:: Data lines ::

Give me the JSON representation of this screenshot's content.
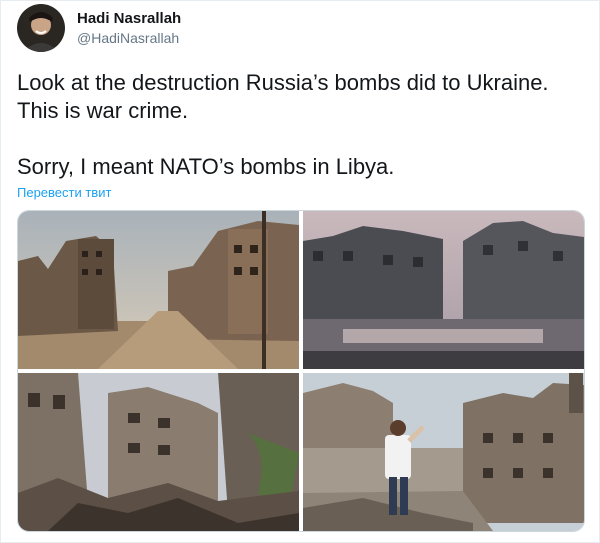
{
  "author": {
    "name": "Hadi Nasrallah",
    "handle": "@HadiNasrallah"
  },
  "tweet": {
    "text": "Look at the destruction Russia’s bombs did to Ukraine.\nThis is war crime.\n\nSorry, I meant NATO’s bombs in Libya.",
    "translate_label": "Перевести твит"
  },
  "colors": {
    "link": "#1da1f2",
    "handle": "#657786",
    "border": "#e6ecf0"
  },
  "icons": {
    "avatar": "profile-photo"
  },
  "media": {
    "count": 4
  }
}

:::

Given problem:
Retype each record exactly as it stands, but do not include the pictures.

Final result:
Give me the JSON representation of this screenshot's content.
{
  "author": {
    "name": "Hadi Nasrallah",
    "handle": "@HadiNasrallah"
  },
  "tweet": {
    "text": "Look at the destruction Russia’s bombs did to Ukraine.\nThis is war crime.\n\nSorry, I meant NATO’s bombs in Libya.",
    "translate_label": "Перевести твит"
  },
  "colors": {
    "link": "#1da1f2",
    "handle": "#657786",
    "border": "#e6ecf0"
  },
  "icons": {
    "avatar": "profile-photo"
  },
  "media": {
    "count": 4
  }
}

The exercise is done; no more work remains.